**WHAT THE EXERCISE ASKS:** Gather, from the data below, each line in which the word "งานได" occurs.

**ENTRIES SUPPLIED:**
□ □ □ □ □ □ □

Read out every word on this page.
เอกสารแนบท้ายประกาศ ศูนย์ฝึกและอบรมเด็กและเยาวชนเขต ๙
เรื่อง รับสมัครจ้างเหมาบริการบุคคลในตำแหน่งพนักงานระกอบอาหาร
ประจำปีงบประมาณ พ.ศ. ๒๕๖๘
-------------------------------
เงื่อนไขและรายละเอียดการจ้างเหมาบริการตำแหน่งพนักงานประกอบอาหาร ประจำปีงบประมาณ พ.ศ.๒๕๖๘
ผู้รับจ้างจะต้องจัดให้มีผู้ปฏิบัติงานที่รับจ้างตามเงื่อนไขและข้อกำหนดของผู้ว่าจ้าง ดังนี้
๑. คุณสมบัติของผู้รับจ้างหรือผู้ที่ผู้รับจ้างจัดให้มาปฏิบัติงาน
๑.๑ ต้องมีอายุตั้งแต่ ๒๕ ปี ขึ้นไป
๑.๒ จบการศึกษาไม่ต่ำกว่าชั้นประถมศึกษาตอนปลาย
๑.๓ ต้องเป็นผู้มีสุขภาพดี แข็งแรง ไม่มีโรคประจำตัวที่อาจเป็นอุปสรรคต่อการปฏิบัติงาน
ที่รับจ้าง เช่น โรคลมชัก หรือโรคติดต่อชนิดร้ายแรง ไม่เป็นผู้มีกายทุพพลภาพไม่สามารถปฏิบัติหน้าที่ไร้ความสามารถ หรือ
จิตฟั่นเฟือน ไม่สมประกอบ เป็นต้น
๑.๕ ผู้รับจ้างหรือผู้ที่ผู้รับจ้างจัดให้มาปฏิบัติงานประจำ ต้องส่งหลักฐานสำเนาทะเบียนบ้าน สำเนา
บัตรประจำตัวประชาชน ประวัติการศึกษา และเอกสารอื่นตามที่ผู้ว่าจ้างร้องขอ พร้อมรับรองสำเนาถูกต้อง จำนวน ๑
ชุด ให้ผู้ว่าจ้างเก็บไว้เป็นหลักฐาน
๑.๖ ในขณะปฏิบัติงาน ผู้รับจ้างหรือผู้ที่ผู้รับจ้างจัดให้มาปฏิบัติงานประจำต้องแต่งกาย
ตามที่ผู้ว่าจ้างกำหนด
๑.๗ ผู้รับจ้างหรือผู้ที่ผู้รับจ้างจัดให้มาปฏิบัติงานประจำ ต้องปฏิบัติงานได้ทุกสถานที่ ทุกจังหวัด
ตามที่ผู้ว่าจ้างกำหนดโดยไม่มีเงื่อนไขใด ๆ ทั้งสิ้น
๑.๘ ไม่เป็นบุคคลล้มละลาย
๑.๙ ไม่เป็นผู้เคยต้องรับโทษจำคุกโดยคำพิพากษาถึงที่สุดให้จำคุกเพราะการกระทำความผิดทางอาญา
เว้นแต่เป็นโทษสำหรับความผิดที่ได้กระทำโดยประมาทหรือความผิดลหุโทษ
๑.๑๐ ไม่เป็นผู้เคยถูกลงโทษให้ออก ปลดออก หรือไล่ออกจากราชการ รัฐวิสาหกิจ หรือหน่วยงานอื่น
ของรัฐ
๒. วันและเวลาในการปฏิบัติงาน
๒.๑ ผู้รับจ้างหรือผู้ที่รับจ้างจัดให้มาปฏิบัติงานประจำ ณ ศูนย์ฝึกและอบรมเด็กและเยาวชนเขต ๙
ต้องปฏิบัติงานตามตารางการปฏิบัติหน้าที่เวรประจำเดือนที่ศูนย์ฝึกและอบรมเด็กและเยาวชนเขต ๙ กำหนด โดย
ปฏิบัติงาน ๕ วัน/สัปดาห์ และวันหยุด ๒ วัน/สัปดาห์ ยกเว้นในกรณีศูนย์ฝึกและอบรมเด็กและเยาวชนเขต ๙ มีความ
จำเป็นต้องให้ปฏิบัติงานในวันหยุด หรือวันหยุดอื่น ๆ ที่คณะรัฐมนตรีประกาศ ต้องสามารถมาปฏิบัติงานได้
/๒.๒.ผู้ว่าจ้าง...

□ □ □ □ □ □ □

**RESULT OF THE TASK:**
๑.๗ ผู้รับจ้างหรือผู้ที่ผู้รับจ้างจัดให้มาปฏิบัติงานประจำ ต้องปฏิบัติงานได้ทุกสถานที่ ทุกจังหวัด
จำเป็นต้องให้ปฏิบัติงานในวันหยุด หรือวันหยุดอื่น ๆ ที่คณะรัฐมนตรีประกาศ ต้องสามารถมาปฏิบัติงานได้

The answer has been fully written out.